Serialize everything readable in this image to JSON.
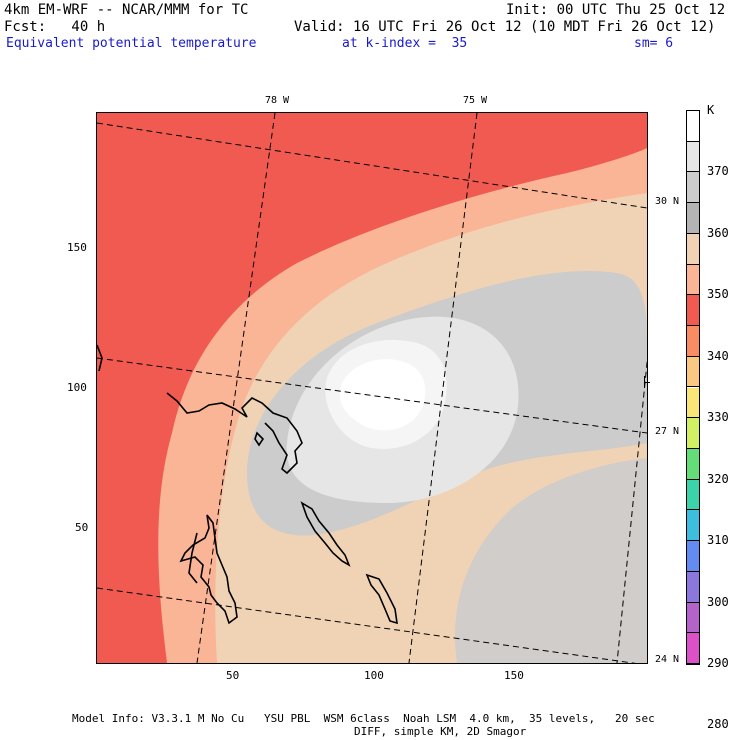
{
  "header": {
    "line1_left": "4km EM-WRF -- NCAR/MMM for TC",
    "line1_right": "Init: 00 UTC Thu 25 Oct 12",
    "line2_left": "Fcst:   40 h",
    "line2_right": "Valid: 16 UTC Fri 26 Oct 12 (10 MDT Fri 26 Oct 12)",
    "field_name": "Equivalent potential temperature",
    "level": "at k-index =  35",
    "smoothing": "sm= 6"
  },
  "axes": {
    "x_ticks": [
      "50",
      "100",
      "150"
    ],
    "y_ticks": [
      "150",
      "100",
      "50"
    ],
    "lon_labels": [
      "78 W",
      "75 W"
    ],
    "lat_labels": [
      "30 N",
      "27 N",
      "24 N"
    ]
  },
  "colorbar": {
    "unit": "K",
    "labels": [
      "370",
      "360",
      "350",
      "340",
      "330",
      "320",
      "310",
      "300",
      "290",
      "280"
    ],
    "colors": [
      "#ffffff",
      "#e6e6e6",
      "#cccccc",
      "#b4b4b4",
      "#f0d2b4",
      "#fab496",
      "#f05a50",
      "#fa8c64",
      "#fac882",
      "#fae678",
      "#d2f064",
      "#64dc78",
      "#3cd2aa",
      "#3cbedc",
      "#648cf0",
      "#8c78dc",
      "#b464c8",
      "#dc50c8"
    ]
  },
  "footer": {
    "line1": "Model Info: V3.3.1 M No Cu   YSU PBL  WSM 6class  Noah LSM  4.0 km,  35 levels,   20 sec",
    "line2": "DIFF, simple KM, 2D Smagor"
  }
}
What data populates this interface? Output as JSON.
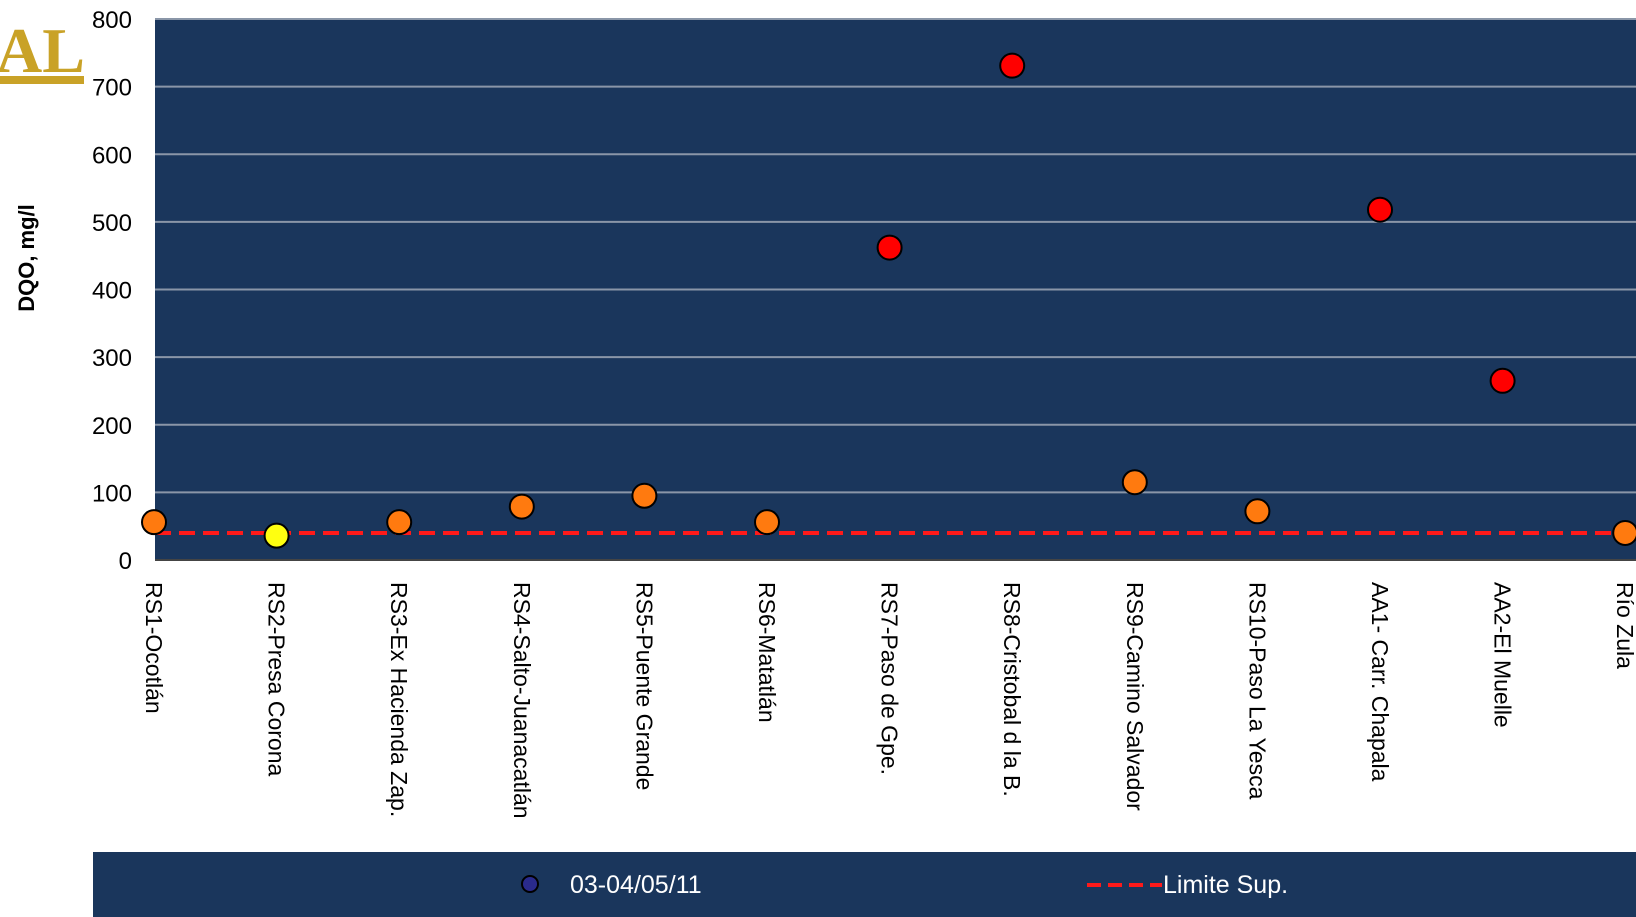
{
  "chart_data": {
    "type": "scatter",
    "ylabel": "DQO,  mg/l",
    "xlabel": "",
    "title": "",
    "ylim": [
      0,
      800
    ],
    "yticks": [
      0,
      100,
      200,
      300,
      400,
      500,
      600,
      700,
      800
    ],
    "grid": true,
    "legend_position": "bottom",
    "colors": {
      "plot_bg": "#1a365c",
      "grid": "#8a96a8",
      "limit": "#ff1a1a",
      "marker_red": "#ff0000",
      "marker_orange": "#ff7a0f",
      "marker_yellow": "#ffff10",
      "legend_marker": "#2a2a8c"
    },
    "categories": [
      "RS1-Ocotlán",
      "RS2-Presa Corona",
      "RS3-Ex Hacienda Zap.",
      "RS4-Salto-Juanacatlán",
      "RS5-Puente Grande",
      "RS6-Matatlán",
      "RS7-Paso de Gpe.",
      "RS8-Cristobal d la B.",
      "RS9-Camino Salvador",
      "RS10-Paso La Yesca",
      "AA1- Carr. Chapala",
      "AA2-El Muelle",
      "Río Zula"
    ],
    "series": [
      {
        "name": "03-04/05/11",
        "values": [
          56,
          36,
          56,
          79,
          95,
          56,
          462,
          731,
          115,
          72,
          518,
          265,
          40
        ],
        "marker_colors": [
          "orange",
          "yellow",
          "orange",
          "orange",
          "orange",
          "orange",
          "red",
          "red",
          "orange",
          "orange",
          "red",
          "red",
          "orange"
        ]
      },
      {
        "name": "Limite Sup.",
        "type": "line",
        "style": "dashed",
        "value": 40
      }
    ]
  }
}
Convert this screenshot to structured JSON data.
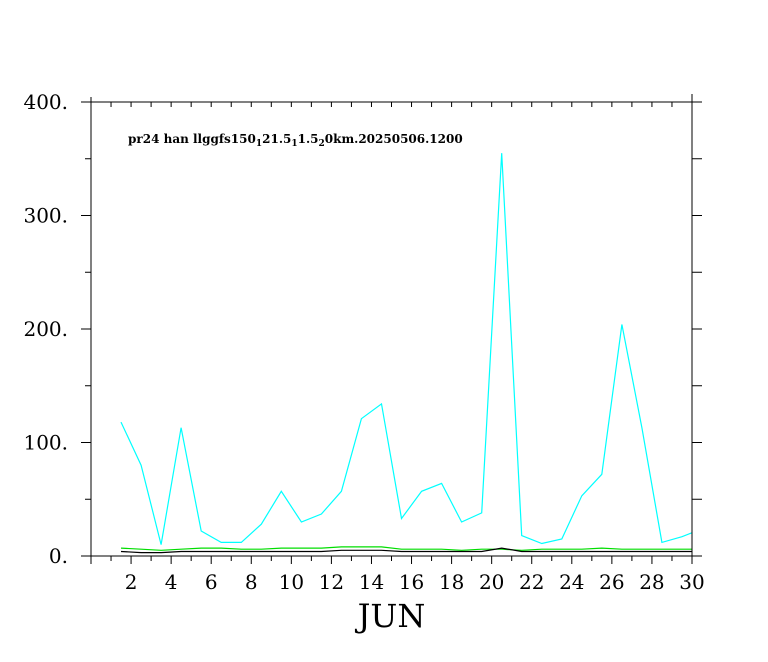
{
  "chart_data": {
    "type": "line",
    "annotation_parts": [
      {
        "text": "pr24 han llggfs150"
      },
      {
        "text": "1",
        "sub": true
      },
      {
        "text": "21.5"
      },
      {
        "text": "1",
        "sub": true
      },
      {
        "text": "1.5"
      },
      {
        "text": "2",
        "sub": true
      },
      {
        "text": "0km.20250506.1200"
      }
    ],
    "xlabel": "JUN",
    "xlim": [
      0,
      30
    ],
    "ylim": [
      0,
      400
    ],
    "x_ticks": [
      2,
      4,
      6,
      8,
      10,
      12,
      14,
      16,
      18,
      20,
      22,
      24,
      26,
      28,
      30
    ],
    "y_ticks": [
      0,
      100,
      200,
      300,
      400
    ],
    "y_tick_labels": [
      "0.",
      "100.",
      "200.",
      "300.",
      "400."
    ],
    "x": [
      1.5,
      2.5,
      3.5,
      4.5,
      5.5,
      6.5,
      7.5,
      8.5,
      9.5,
      10.5,
      11.5,
      12.5,
      13.5,
      14.5,
      15.5,
      16.5,
      17.5,
      18.5,
      19.5,
      20.5,
      21.5,
      22.5,
      23.5,
      24.5,
      25.5,
      26.5,
      27.5,
      28.5,
      29.5,
      30.5
    ],
    "series": [
      {
        "color": "#00ffff",
        "values": [
          118,
          80,
          10,
          113,
          22,
          12,
          12,
          28,
          57,
          30,
          37,
          57,
          121,
          134,
          33,
          57,
          64,
          30,
          38,
          355,
          18,
          11,
          15,
          53,
          72,
          204,
          113,
          12,
          17,
          24
        ]
      },
      {
        "color": "#00dd00",
        "values": [
          7,
          6,
          5,
          6,
          7,
          7,
          6,
          6,
          7,
          7,
          7,
          8,
          8,
          8,
          6,
          6,
          6,
          5,
          6,
          6,
          5,
          6,
          6,
          6,
          7,
          6,
          6,
          6,
          6,
          6
        ]
      },
      {
        "color": "#000000",
        "values": [
          4,
          3,
          3,
          4,
          4,
          4,
          4,
          4,
          4,
          4,
          4,
          5,
          5,
          5,
          4,
          4,
          4,
          4,
          4,
          7,
          4,
          4,
          4,
          4,
          4,
          4,
          4,
          4,
          4,
          4
        ]
      }
    ]
  }
}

What the task requires ▸ Quote every line word for word and keep the images out of the copy.

Solved problem ▸
Serialize everything readable in this image to JSON.
{
  "header": {
    "line1_left": "4km EM-WRF -- NCAR/MMM for TC",
    "line1_right": "Init: 00 UTC Thu 25 Oct 12",
    "line2_left": "Fcst:   40 h",
    "line2_right": "Valid: 16 UTC Fri 26 Oct 12 (10 MDT Fri 26 Oct 12)",
    "field_name": "Equivalent potential temperature",
    "level": "at k-index =  35",
    "smoothing": "sm= 6"
  },
  "axes": {
    "x_ticks": [
      "50",
      "100",
      "150"
    ],
    "y_ticks": [
      "150",
      "100",
      "50"
    ],
    "lon_labels": [
      "78 W",
      "75 W"
    ],
    "lat_labels": [
      "30 N",
      "27 N",
      "24 N"
    ]
  },
  "colorbar": {
    "unit": "K",
    "labels": [
      "370",
      "360",
      "350",
      "340",
      "330",
      "320",
      "310",
      "300",
      "290",
      "280"
    ],
    "colors": [
      "#ffffff",
      "#e6e6e6",
      "#cccccc",
      "#b4b4b4",
      "#f0d2b4",
      "#fab496",
      "#f05a50",
      "#fa8c64",
      "#fac882",
      "#fae678",
      "#d2f064",
      "#64dc78",
      "#3cd2aa",
      "#3cbedc",
      "#648cf0",
      "#8c78dc",
      "#b464c8",
      "#dc50c8"
    ]
  },
  "footer": {
    "line1": "Model Info: V3.3.1 M No Cu   YSU PBL  WSM 6class  Noah LSM  4.0 km,  35 levels,   20 sec",
    "line2": "DIFF, simple KM, 2D Smagor"
  }
}
What data populates this interface? Output as JSON.
{
  "chart_data": {
    "type": "scatter",
    "ylabel": "DQO,  mg/l",
    "xlabel": "",
    "title": "",
    "ylim": [
      0,
      800
    ],
    "yticks": [
      0,
      100,
      200,
      300,
      400,
      500,
      600,
      700,
      800
    ],
    "grid": true,
    "legend_position": "bottom",
    "colors": {
      "plot_bg": "#1a365c",
      "grid": "#8a96a8",
      "limit": "#ff1a1a",
      "marker_red": "#ff0000",
      "marker_orange": "#ff7a0f",
      "marker_yellow": "#ffff10",
      "legend_marker": "#2a2a8c"
    },
    "categories": [
      "RS1-Ocotlán",
      "RS2-Presa Corona",
      "RS3-Ex Hacienda Zap.",
      "RS4-Salto-Juanacatlán",
      "RS5-Puente Grande",
      "RS6-Matatlán",
      "RS7-Paso de Gpe.",
      "RS8-Cristobal d la B.",
      "RS9-Camino Salvador",
      "RS10-Paso La Yesca",
      "AA1- Carr. Chapala",
      "AA2-El Muelle",
      "Río Zula"
    ],
    "series": [
      {
        "name": "03-04/05/11",
        "values": [
          56,
          36,
          56,
          79,
          95,
          56,
          462,
          731,
          115,
          72,
          518,
          265,
          40
        ],
        "marker_colors": [
          "orange",
          "yellow",
          "orange",
          "orange",
          "orange",
          "orange",
          "red",
          "red",
          "orange",
          "orange",
          "red",
          "red",
          "orange"
        ]
      },
      {
        "name": "Limite Sup.",
        "type": "line",
        "style": "dashed",
        "value": 40
      }
    ]
  }
}
Convert this screenshot to structured JSON data.
{
  "chart_data": {
    "type": "line",
    "annotation_parts": [
      {
        "text": "pr24 han llggfs150"
      },
      {
        "text": "1",
        "sub": true
      },
      {
        "text": "21.5"
      },
      {
        "text": "1",
        "sub": true
      },
      {
        "text": "1.5"
      },
      {
        "text": "2",
        "sub": true
      },
      {
        "text": "0km.20250506.1200"
      }
    ],
    "xlabel": "JUN",
    "xlim": [
      0,
      30
    ],
    "ylim": [
      0,
      400
    ],
    "x_ticks": [
      2,
      4,
      6,
      8,
      10,
      12,
      14,
      16,
      18,
      20,
      22,
      24,
      26,
      28,
      30
    ],
    "y_ticks": [
      0,
      100,
      200,
      300,
      400
    ],
    "y_tick_labels": [
      "0.",
      "100.",
      "200.",
      "300.",
      "400."
    ],
    "x": [
      1.5,
      2.5,
      3.5,
      4.5,
      5.5,
      6.5,
      7.5,
      8.5,
      9.5,
      10.5,
      11.5,
      12.5,
      13.5,
      14.5,
      15.5,
      16.5,
      17.5,
      18.5,
      19.5,
      20.5,
      21.5,
      22.5,
      23.5,
      24.5,
      25.5,
      26.5,
      27.5,
      28.5,
      29.5,
      30.5
    ],
    "series": [
      {
        "color": "#00ffff",
        "values": [
          118,
          80,
          10,
          113,
          22,
          12,
          12,
          28,
          57,
          30,
          37,
          57,
          121,
          134,
          33,
          57,
          64,
          30,
          38,
          355,
          18,
          11,
          15,
          53,
          72,
          204,
          113,
          12,
          17,
          24
        ]
      },
      {
        "color": "#00dd00",
        "values": [
          7,
          6,
          5,
          6,
          7,
          7,
          6,
          6,
          7,
          7,
          7,
          8,
          8,
          8,
          6,
          6,
          6,
          5,
          6,
          6,
          5,
          6,
          6,
          6,
          7,
          6,
          6,
          6,
          6,
          6
        ]
      },
      {
        "color": "#000000",
        "values": [
          4,
          3,
          3,
          4,
          4,
          4,
          4,
          4,
          4,
          4,
          4,
          5,
          5,
          5,
          4,
          4,
          4,
          4,
          4,
          7,
          4,
          4,
          4,
          4,
          4,
          4,
          4,
          4,
          4,
          4
        ]
      }
    ]
  }
}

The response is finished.